Task inputs:
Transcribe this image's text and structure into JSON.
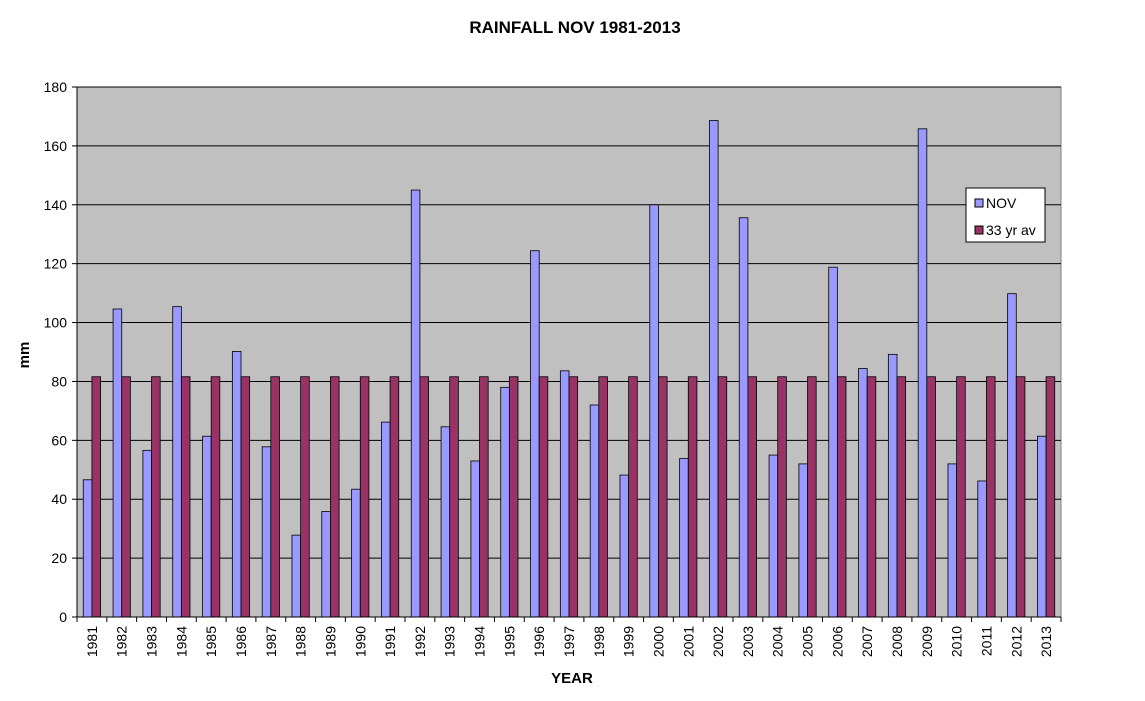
{
  "chart_data": {
    "type": "bar",
    "title": "RAINFALL NOV 1981-2013",
    "xlabel": "YEAR",
    "ylabel": "mm",
    "ylim": [
      0,
      180
    ],
    "yticks": [
      0,
      20,
      40,
      60,
      80,
      100,
      120,
      140,
      160,
      180
    ],
    "grid": true,
    "legend_position": "right",
    "plot_background": "#c0c0c0",
    "categories": [
      "1981",
      "1982",
      "1983",
      "1984",
      "1985",
      "1986",
      "1987",
      "1988",
      "1989",
      "1990",
      "1991",
      "1992",
      "1993",
      "1994",
      "1995",
      "1996",
      "1997",
      "1998",
      "1999",
      "2000",
      "2001",
      "2002",
      "2003",
      "2004",
      "2005",
      "2006",
      "2007",
      "2008",
      "2009",
      "2010",
      "2011",
      "2012",
      "2013"
    ],
    "series": [
      {
        "name": "NOV",
        "color": "#9999ff",
        "values": [
          46.6,
          104.6,
          56.6,
          105.4,
          61.4,
          90.2,
          57.8,
          27.8,
          35.8,
          43.4,
          66.2,
          145.0,
          64.6,
          53.0,
          78.0,
          124.4,
          83.6,
          72.0,
          48.2,
          140.0,
          53.8,
          168.6,
          135.6,
          55.0,
          52.0,
          118.8,
          84.4,
          89.2,
          165.8,
          52.0,
          46.2,
          109.8,
          61.4
        ]
      },
      {
        "name": "33 yr av",
        "color": "#993366",
        "values": [
          81.6,
          81.6,
          81.6,
          81.6,
          81.6,
          81.6,
          81.6,
          81.6,
          81.6,
          81.6,
          81.6,
          81.6,
          81.6,
          81.6,
          81.6,
          81.6,
          81.6,
          81.6,
          81.6,
          81.6,
          81.6,
          81.6,
          81.6,
          81.6,
          81.6,
          81.6,
          81.6,
          81.6,
          81.6,
          81.6,
          81.6,
          81.6,
          81.6
        ]
      }
    ]
  }
}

Work to do:
Return the listing above unchanged, apart from dropping its pictures.

Reply to the exercise:
Transcribe this image's text and structure into JSON.
{
  "chart_data": {
    "type": "bar",
    "title": "RAINFALL NOV 1981-2013",
    "xlabel": "YEAR",
    "ylabel": "mm",
    "ylim": [
      0,
      180
    ],
    "yticks": [
      0,
      20,
      40,
      60,
      80,
      100,
      120,
      140,
      160,
      180
    ],
    "grid": true,
    "legend_position": "right",
    "plot_background": "#c0c0c0",
    "categories": [
      "1981",
      "1982",
      "1983",
      "1984",
      "1985",
      "1986",
      "1987",
      "1988",
      "1989",
      "1990",
      "1991",
      "1992",
      "1993",
      "1994",
      "1995",
      "1996",
      "1997",
      "1998",
      "1999",
      "2000",
      "2001",
      "2002",
      "2003",
      "2004",
      "2005",
      "2006",
      "2007",
      "2008",
      "2009",
      "2010",
      "2011",
      "2012",
      "2013"
    ],
    "series": [
      {
        "name": "NOV",
        "color": "#9999ff",
        "values": [
          46.6,
          104.6,
          56.6,
          105.4,
          61.4,
          90.2,
          57.8,
          27.8,
          35.8,
          43.4,
          66.2,
          145.0,
          64.6,
          53.0,
          78.0,
          124.4,
          83.6,
          72.0,
          48.2,
          140.0,
          53.8,
          168.6,
          135.6,
          55.0,
          52.0,
          118.8,
          84.4,
          89.2,
          165.8,
          52.0,
          46.2,
          109.8,
          61.4
        ]
      },
      {
        "name": "33 yr av",
        "color": "#993366",
        "values": [
          81.6,
          81.6,
          81.6,
          81.6,
          81.6,
          81.6,
          81.6,
          81.6,
          81.6,
          81.6,
          81.6,
          81.6,
          81.6,
          81.6,
          81.6,
          81.6,
          81.6,
          81.6,
          81.6,
          81.6,
          81.6,
          81.6,
          81.6,
          81.6,
          81.6,
          81.6,
          81.6,
          81.6,
          81.6,
          81.6,
          81.6,
          81.6,
          81.6
        ]
      }
    ]
  }
}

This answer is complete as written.